◆ GOAL ◆
Where a line holds the word "icon", copy that line.

==== MATERIAL SHOWN

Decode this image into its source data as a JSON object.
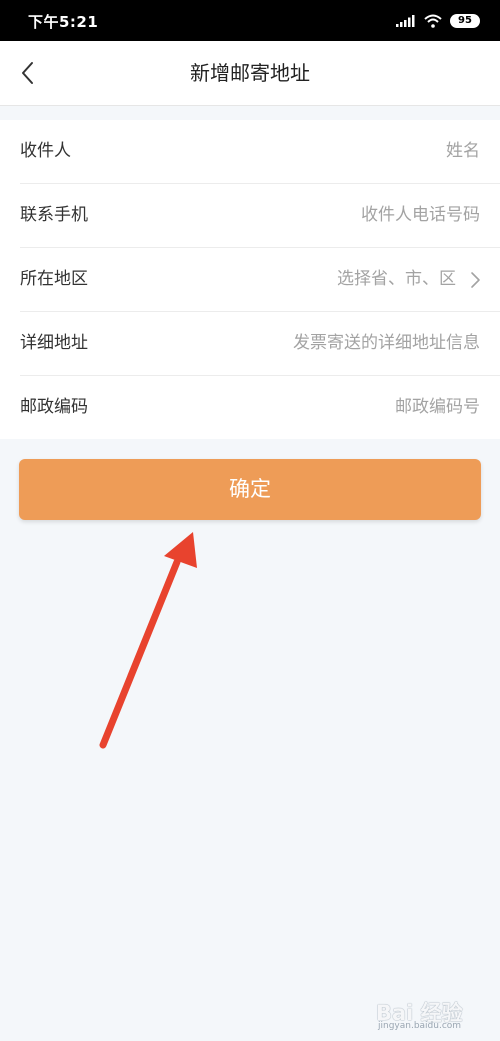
{
  "status": {
    "time": "下午5:21",
    "battery": "95"
  },
  "header": {
    "title": "新增邮寄地址",
    "back_icon": "chevron-left-icon"
  },
  "form": {
    "rows": [
      {
        "label": "收件人",
        "placeholder": "姓名"
      },
      {
        "label": "联系手机",
        "placeholder": "收件人电话号码"
      },
      {
        "label": "所在地区",
        "placeholder": "选择省、市、区"
      },
      {
        "label": "详细地址",
        "placeholder": "发票寄送的详细地址信息"
      },
      {
        "label": "邮政编码",
        "placeholder": "邮政编码号"
      }
    ]
  },
  "confirm_label": "确定",
  "colors": {
    "accent": "#ee9c57",
    "arrow": "#e8432e",
    "background": "#f4f7fa"
  },
  "watermark": {
    "text": "Bai 经验",
    "sub": "jingyan.baidu.com"
  }
}
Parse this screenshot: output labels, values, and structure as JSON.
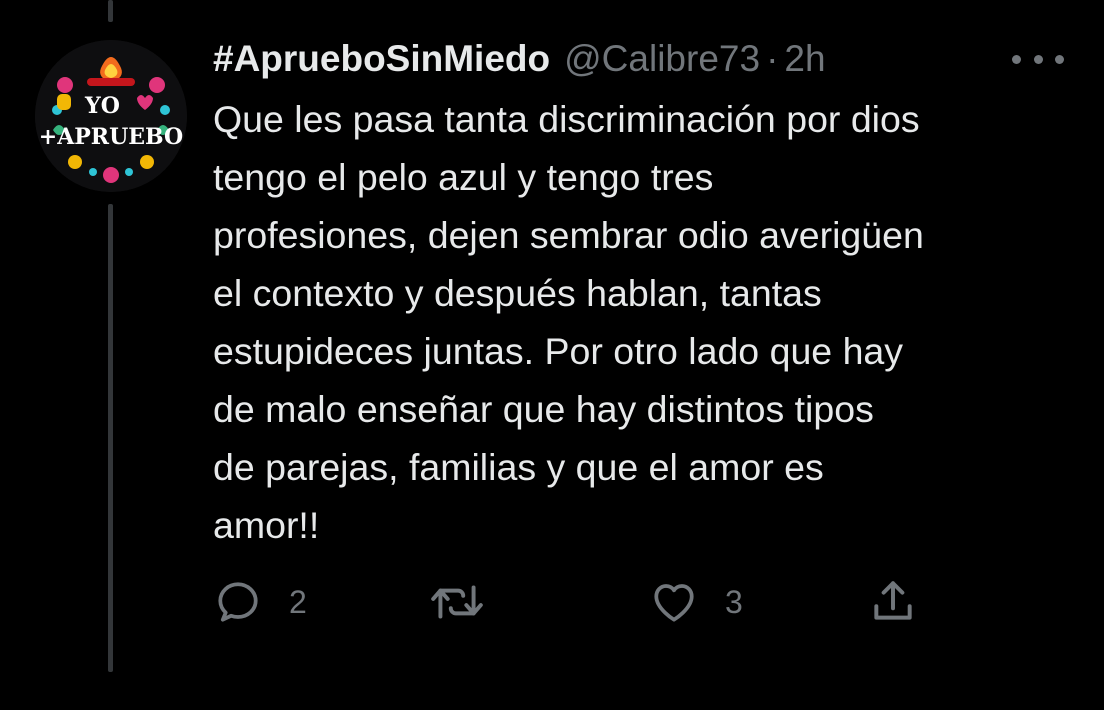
{
  "tweet": {
    "display_name": "#AprueboSinMiedo",
    "handle": "@Calibre73",
    "separator": "·",
    "time": "2h",
    "text": "Que les pasa tanta discriminación por dios\ntengo el pelo azul y tengo tres\nprofesiones, dejen sembrar odio averigüen\nel contexto y después hablan, tantas\nestupideces juntas. Por otro lado que hay\nde malo enseñar que hay distintos tipos\nde parejas, familias y que el amor es\namor!!",
    "avatar_text": {
      "line1": "YO",
      "line2": "+APRUEBO"
    }
  },
  "actions": {
    "reply": {
      "icon": "reply-icon",
      "count": "2"
    },
    "retweet": {
      "icon": "retweet-icon"
    },
    "like": {
      "icon": "heart-icon",
      "count": "3"
    },
    "share": {
      "icon": "share-icon"
    }
  },
  "colors": {
    "background": "#000000",
    "primary_text": "#e7e9ea",
    "secondary_text": "#71767b",
    "thread_line": "#333639"
  }
}
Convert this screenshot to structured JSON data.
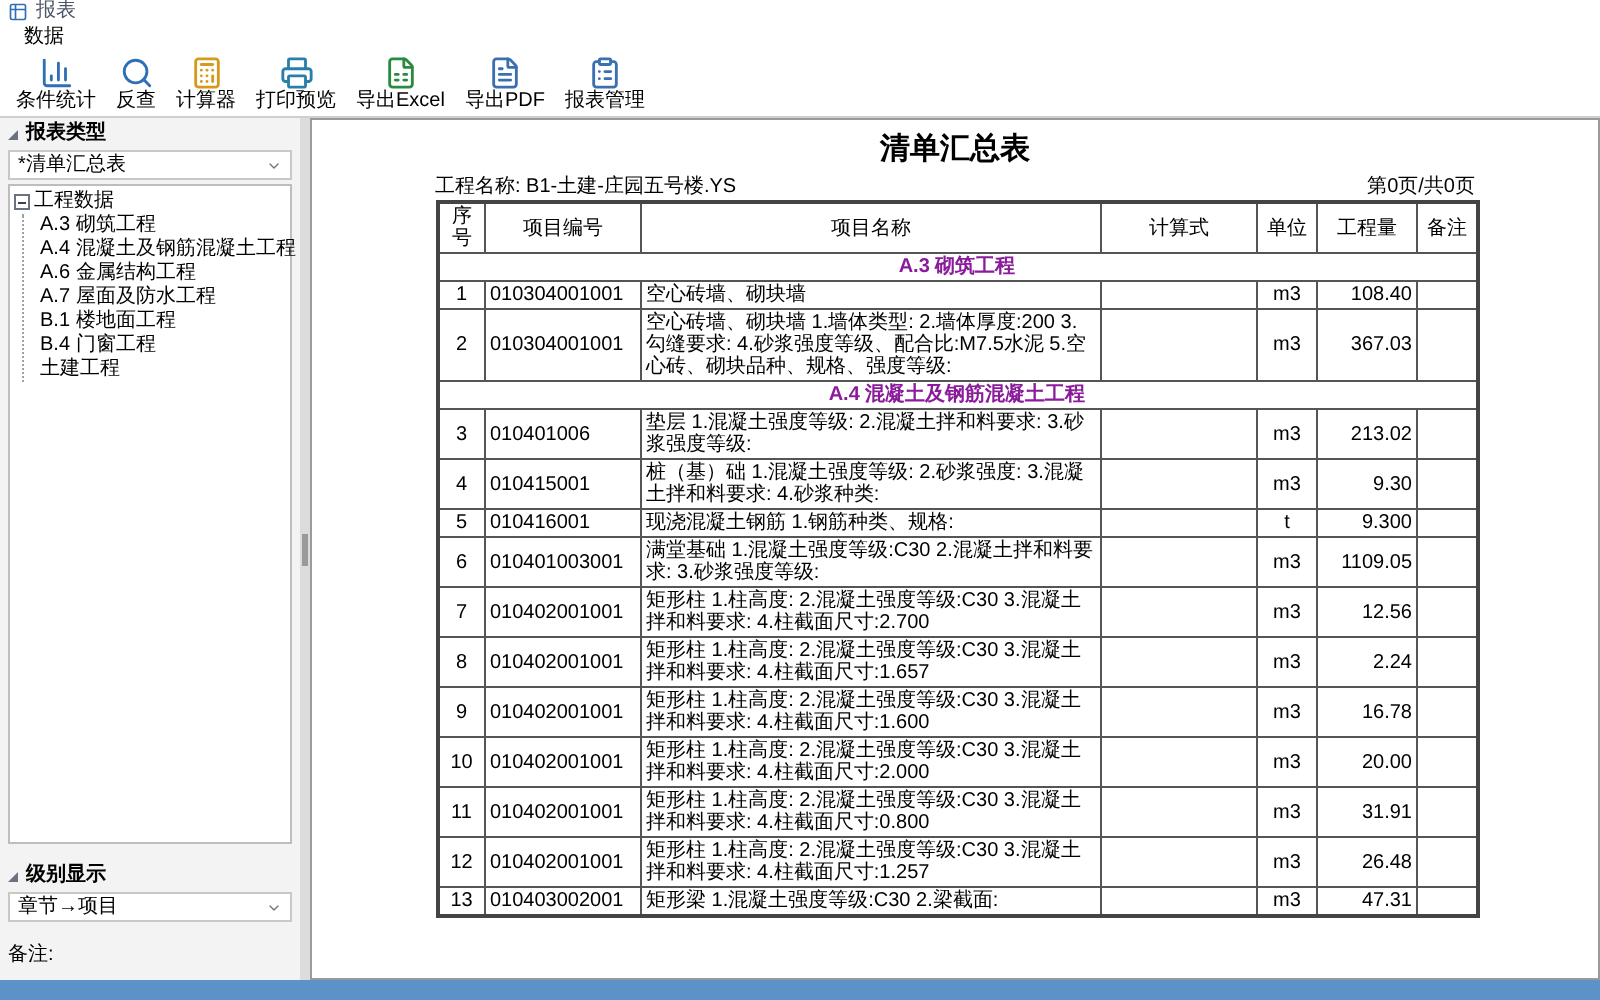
{
  "window": {
    "title": "报表"
  },
  "menu": [
    "数据"
  ],
  "toolbar": [
    {
      "label": "条件统计"
    },
    {
      "label": "反查"
    },
    {
      "label": "计算器"
    },
    {
      "label": "打印预览"
    },
    {
      "label": "导出Excel"
    },
    {
      "label": "导出PDF"
    },
    {
      "label": "报表管理"
    }
  ],
  "report_type_panel": {
    "title": "报表类型",
    "dropdown": "*清单汇总表",
    "tree": [
      {
        "label": "工程数据",
        "expanded": true,
        "children": [
          {
            "label": "A.3 砌筑工程"
          },
          {
            "label": "A.4 混凝土及钢筋混凝土工程"
          },
          {
            "label": "A.6 金属结构工程"
          },
          {
            "label": "A.7 屋面及防水工程"
          },
          {
            "label": "B.1 楼地面工程"
          },
          {
            "label": "B.4 门窗工程"
          },
          {
            "label": "土建工程"
          }
        ]
      }
    ]
  },
  "level_panel": {
    "title": "级别显示",
    "dropdown": "章节→项目",
    "note_label": "备注:"
  },
  "report": {
    "title": "清单汇总表",
    "project": "工程名称: B1-土建-庄园五号楼.YS",
    "page": "第0页/共0页",
    "columns": [
      "序号",
      "项目编号",
      "项目名称",
      "计算式",
      "单位",
      "工程量",
      "备注"
    ],
    "rows": [
      {
        "kind": "section",
        "title": "A.3 砌筑工程"
      },
      {
        "kind": "item",
        "no": "1",
        "code": "010304001001",
        "name": [
          "空心砖墙、砌块墙"
        ],
        "unit": "m3",
        "quantity": "108.40"
      },
      {
        "kind": "item",
        "no": "2",
        "code": "010304001001",
        "name": [
          "空心砖墙、砌块墙",
          "1.墙体类型:",
          "2.墙体厚度:200",
          "3.勾缝要求:",
          "4.砂浆强度等级、配合比:M7.5水泥",
          "5.空心砖、砌块品种、规格、强度等级:"
        ],
        "unit": "m3",
        "quantity": "367.03"
      },
      {
        "kind": "section",
        "title": "A.4 混凝土及钢筋混凝土工程"
      },
      {
        "kind": "item",
        "no": "3",
        "code": "010401006",
        "name": [
          "垫层",
          "1.混凝土强度等级:",
          "2.混凝土拌和料要求:",
          "3.砂浆强度等级:"
        ],
        "unit": "m3",
        "quantity": "213.02"
      },
      {
        "kind": "item",
        "no": "4",
        "code": "010415001",
        "name": [
          "桩（基）础",
          "1.混凝土强度等级:",
          "2.砂浆强度:",
          "3.混凝土拌和料要求:",
          "4.砂浆种类:"
        ],
        "unit": "m3",
        "quantity": "9.30"
      },
      {
        "kind": "item",
        "no": "5",
        "code": "010416001",
        "name": [
          "现浇混凝土钢筋",
          "1.钢筋种类、规格:"
        ],
        "unit": "t",
        "quantity": "9.300"
      },
      {
        "kind": "item",
        "no": "6",
        "code": "010401003001",
        "name": [
          "满堂基础",
          "1.混凝土强度等级:C30",
          "2.混凝土拌和料要求:",
          "3.砂浆强度等级:"
        ],
        "unit": "m3",
        "quantity": "1109.05"
      },
      {
        "kind": "item",
        "no": "7",
        "code": "010402001001",
        "name": [
          "矩形柱",
          "1.柱高度:",
          "2.混凝土强度等级:C30",
          "3.混凝土拌和料要求:",
          "4.柱截面尺寸:2.700"
        ],
        "unit": "m3",
        "quantity": "12.56"
      },
      {
        "kind": "item",
        "no": "8",
        "code": "010402001001",
        "name": [
          "矩形柱",
          "1.柱高度:",
          "2.混凝土强度等级:C30",
          "3.混凝土拌和料要求:",
          "4.柱截面尺寸:1.657"
        ],
        "unit": "m3",
        "quantity": "2.24"
      },
      {
        "kind": "item",
        "no": "9",
        "code": "010402001001",
        "name": [
          "矩形柱",
          "1.柱高度:",
          "2.混凝土强度等级:C30",
          "3.混凝土拌和料要求:",
          "4.柱截面尺寸:1.600"
        ],
        "unit": "m3",
        "quantity": "16.78"
      },
      {
        "kind": "item",
        "no": "10",
        "code": "010402001001",
        "name": [
          "矩形柱",
          "1.柱高度:",
          "2.混凝土强度等级:C30",
          "3.混凝土拌和料要求:",
          "4.柱截面尺寸:2.000"
        ],
        "unit": "m3",
        "quantity": "20.00"
      },
      {
        "kind": "item",
        "no": "11",
        "code": "010402001001",
        "name": [
          "矩形柱",
          "1.柱高度:",
          "2.混凝土强度等级:C30",
          "3.混凝土拌和料要求:",
          "4.柱截面尺寸:0.800"
        ],
        "unit": "m3",
        "quantity": "31.91"
      },
      {
        "kind": "item",
        "no": "12",
        "code": "010402001001",
        "name": [
          "矩形柱",
          "1.柱高度:",
          "2.混凝土强度等级:C30",
          "3.混凝土拌和料要求:",
          "4.柱截面尺寸:1.257"
        ],
        "unit": "m3",
        "quantity": "26.48"
      },
      {
        "kind": "item",
        "no": "13",
        "code": "010403002001",
        "name": [
          "矩形梁",
          "1.混凝土强度等级:C30",
          "2.梁截面:"
        ],
        "unit": "m3",
        "quantity": "47.31"
      }
    ]
  }
}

========

◆ THE SOLUTION ◆
    "back_icon": "chevron-left-icon"
      "icon": "reply-icon",
      "icon": "retweet-icon"
      "icon": "heart-icon",
      "icon": "share-icon"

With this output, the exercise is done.